Given task:
Exactly repeat the material, dropping every picture from the copy.

Information shown:
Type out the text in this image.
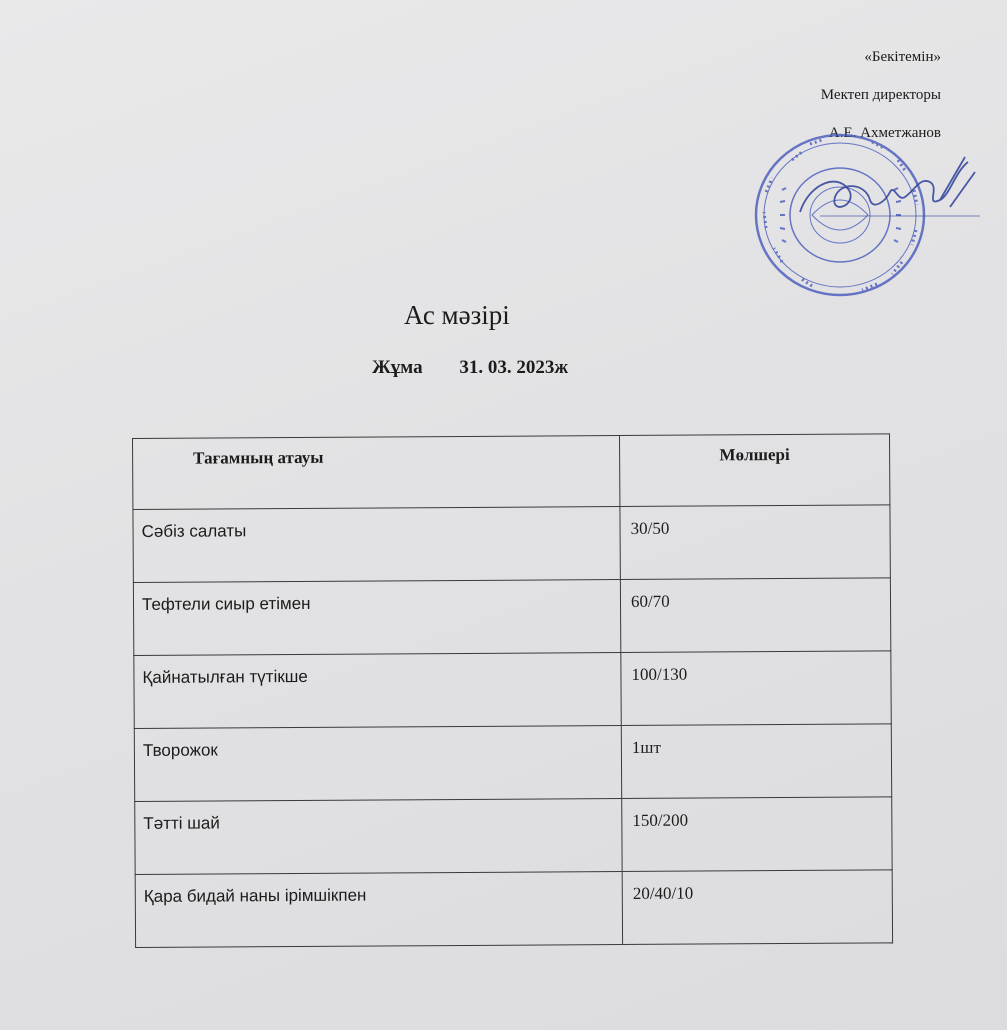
«Бекітемін»
Мектеп директоры
А.Е. Ахметжанов
Ас мәзірі
Жұма 31. 03. 2023ж
Тағамның атауы	Мөлшері
Сәбіз салаты	30/50
Тефтели сиыр етімен	60/70
Қайнатылған түтікше	100/130
Творожок	1шт
Тәтті шай	150/200
Қара бидай наны ірімшікпен	20/40/10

Solution:
Type out the text in this image.
«Бекітемін»
Мектеп директоры
А.Е. Ахметжанов
Ас мәзірі
Жұма 31. 03. 2023ж
Тағамның атауы	Мөлшері
Сәбіз салаты	30/50
Тефтели сиыр етімен	60/70
Қайнатылған түтікше	100/130
Творожок	1шт
Тәтті шай	150/200
Қара бидай наны ірімшікпен	20/40/10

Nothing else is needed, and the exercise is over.